Search the records that follow and extract every line containing the string "time".

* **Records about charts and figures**
::::::

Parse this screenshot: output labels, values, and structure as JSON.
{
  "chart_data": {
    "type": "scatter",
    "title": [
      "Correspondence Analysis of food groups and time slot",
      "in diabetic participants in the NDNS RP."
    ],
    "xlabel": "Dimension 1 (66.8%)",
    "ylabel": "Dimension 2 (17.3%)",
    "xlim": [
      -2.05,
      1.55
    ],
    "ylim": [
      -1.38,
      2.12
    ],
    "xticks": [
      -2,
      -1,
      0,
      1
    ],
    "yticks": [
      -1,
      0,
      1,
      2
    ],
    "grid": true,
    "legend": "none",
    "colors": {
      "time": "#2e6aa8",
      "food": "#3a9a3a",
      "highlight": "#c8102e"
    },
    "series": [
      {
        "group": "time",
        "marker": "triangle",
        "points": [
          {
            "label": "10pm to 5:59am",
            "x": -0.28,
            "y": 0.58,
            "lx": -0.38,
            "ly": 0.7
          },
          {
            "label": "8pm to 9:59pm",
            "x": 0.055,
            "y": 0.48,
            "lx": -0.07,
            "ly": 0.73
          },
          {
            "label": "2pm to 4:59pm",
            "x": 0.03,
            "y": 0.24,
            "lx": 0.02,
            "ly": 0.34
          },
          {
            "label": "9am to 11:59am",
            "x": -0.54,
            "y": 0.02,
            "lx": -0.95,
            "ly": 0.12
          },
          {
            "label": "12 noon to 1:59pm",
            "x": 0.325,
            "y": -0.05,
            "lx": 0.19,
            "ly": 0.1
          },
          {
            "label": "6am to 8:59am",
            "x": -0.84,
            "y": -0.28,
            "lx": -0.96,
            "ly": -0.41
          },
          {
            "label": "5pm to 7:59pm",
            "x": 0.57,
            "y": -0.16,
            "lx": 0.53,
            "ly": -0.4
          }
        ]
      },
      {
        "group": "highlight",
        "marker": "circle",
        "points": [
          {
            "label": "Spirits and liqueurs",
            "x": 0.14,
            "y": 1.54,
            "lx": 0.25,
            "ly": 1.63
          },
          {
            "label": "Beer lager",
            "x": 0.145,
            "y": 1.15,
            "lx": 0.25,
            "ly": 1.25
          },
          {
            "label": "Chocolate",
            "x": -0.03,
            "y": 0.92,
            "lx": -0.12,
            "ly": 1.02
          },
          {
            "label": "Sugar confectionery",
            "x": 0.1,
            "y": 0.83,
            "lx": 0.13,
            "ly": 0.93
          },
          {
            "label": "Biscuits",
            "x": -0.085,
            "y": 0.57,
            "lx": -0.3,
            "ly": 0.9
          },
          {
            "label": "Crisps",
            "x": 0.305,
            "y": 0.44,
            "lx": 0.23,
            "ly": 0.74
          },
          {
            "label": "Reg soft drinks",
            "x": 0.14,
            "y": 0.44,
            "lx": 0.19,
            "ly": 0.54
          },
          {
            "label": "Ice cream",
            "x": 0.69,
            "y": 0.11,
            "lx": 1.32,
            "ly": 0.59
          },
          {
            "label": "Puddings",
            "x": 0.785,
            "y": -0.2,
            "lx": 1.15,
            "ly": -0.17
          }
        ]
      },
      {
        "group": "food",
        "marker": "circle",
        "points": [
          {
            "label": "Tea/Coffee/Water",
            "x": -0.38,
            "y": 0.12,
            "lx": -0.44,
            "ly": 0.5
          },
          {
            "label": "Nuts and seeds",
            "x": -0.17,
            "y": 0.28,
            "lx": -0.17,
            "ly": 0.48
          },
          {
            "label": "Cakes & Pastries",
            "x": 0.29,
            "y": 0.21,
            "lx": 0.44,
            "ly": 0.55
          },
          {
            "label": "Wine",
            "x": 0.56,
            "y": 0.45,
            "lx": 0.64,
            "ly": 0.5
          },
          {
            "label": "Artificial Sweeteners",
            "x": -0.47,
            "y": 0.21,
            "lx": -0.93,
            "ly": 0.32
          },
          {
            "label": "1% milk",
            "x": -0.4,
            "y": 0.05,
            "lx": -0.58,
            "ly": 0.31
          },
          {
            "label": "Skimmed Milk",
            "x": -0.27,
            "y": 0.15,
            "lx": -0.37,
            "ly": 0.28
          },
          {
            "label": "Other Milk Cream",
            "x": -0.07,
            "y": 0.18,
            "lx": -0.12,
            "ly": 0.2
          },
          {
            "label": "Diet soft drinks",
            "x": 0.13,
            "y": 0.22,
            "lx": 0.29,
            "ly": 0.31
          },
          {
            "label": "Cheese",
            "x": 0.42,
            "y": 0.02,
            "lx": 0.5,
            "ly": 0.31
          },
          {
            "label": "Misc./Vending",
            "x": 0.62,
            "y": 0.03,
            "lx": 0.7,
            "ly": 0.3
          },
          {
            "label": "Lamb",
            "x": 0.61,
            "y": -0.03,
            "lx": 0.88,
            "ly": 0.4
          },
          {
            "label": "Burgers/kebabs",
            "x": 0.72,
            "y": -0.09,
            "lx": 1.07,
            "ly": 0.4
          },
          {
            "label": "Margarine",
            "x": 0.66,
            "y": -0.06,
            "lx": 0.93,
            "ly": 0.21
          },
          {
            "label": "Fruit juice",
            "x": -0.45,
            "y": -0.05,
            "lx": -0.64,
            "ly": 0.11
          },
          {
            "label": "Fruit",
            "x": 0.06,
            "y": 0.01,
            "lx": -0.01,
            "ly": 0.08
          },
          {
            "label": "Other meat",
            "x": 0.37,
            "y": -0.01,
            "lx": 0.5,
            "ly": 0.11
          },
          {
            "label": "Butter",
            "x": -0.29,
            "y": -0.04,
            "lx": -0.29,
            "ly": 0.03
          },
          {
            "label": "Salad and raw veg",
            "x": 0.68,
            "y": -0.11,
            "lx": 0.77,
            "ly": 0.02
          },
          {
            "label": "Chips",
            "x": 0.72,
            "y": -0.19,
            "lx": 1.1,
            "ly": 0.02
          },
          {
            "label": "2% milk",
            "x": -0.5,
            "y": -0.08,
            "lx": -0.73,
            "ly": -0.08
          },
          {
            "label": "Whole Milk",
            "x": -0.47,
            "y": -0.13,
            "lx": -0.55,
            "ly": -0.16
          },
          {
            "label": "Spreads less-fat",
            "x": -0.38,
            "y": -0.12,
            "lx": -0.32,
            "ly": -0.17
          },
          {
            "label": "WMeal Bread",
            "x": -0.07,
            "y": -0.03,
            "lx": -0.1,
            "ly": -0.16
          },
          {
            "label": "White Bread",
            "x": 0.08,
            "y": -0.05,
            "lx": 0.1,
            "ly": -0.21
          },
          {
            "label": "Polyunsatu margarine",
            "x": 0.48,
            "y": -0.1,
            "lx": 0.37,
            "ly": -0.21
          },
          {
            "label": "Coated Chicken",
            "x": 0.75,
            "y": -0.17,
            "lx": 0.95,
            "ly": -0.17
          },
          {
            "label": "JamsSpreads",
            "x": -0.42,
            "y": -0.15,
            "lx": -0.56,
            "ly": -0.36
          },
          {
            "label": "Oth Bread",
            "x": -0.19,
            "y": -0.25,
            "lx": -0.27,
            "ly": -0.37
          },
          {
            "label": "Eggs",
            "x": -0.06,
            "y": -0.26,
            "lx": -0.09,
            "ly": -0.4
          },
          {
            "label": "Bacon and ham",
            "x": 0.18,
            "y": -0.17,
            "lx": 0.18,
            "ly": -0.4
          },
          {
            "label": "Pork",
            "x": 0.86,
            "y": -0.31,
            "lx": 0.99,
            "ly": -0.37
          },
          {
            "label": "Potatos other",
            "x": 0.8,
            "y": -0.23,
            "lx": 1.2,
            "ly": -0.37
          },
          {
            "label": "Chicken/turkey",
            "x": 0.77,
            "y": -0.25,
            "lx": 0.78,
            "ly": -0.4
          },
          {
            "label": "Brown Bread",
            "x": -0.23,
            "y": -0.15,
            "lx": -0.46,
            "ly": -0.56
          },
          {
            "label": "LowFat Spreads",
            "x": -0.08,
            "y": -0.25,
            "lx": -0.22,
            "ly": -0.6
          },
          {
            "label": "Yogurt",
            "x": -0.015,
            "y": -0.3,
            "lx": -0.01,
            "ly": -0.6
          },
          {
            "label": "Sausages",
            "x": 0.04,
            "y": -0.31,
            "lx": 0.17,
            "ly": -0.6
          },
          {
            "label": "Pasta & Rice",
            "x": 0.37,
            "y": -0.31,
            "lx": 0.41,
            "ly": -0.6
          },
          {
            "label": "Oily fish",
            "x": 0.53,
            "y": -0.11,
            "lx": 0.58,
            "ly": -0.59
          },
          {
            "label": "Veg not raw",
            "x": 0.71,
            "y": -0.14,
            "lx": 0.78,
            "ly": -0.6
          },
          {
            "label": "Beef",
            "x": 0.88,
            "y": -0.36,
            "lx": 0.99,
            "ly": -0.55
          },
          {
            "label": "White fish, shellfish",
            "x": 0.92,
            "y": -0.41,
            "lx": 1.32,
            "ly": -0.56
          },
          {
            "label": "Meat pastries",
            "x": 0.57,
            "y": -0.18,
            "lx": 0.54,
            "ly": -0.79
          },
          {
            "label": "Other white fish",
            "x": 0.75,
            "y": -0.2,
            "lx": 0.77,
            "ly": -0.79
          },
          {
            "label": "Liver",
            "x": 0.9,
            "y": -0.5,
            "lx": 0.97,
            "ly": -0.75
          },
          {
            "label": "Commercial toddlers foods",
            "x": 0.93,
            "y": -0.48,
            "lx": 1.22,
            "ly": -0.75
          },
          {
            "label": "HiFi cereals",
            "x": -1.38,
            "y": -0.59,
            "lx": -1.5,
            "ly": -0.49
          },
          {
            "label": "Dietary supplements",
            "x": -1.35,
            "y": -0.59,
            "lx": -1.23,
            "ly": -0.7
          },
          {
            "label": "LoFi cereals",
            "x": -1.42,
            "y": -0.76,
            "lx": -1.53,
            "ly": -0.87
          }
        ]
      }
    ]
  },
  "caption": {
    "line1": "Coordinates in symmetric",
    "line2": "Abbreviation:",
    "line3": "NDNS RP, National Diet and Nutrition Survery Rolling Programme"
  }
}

::::::

* **Exercise answer**
      "Correspondence Analysis of food groups and time slot",
      "time": "#2e6aa8",
        "group": "time",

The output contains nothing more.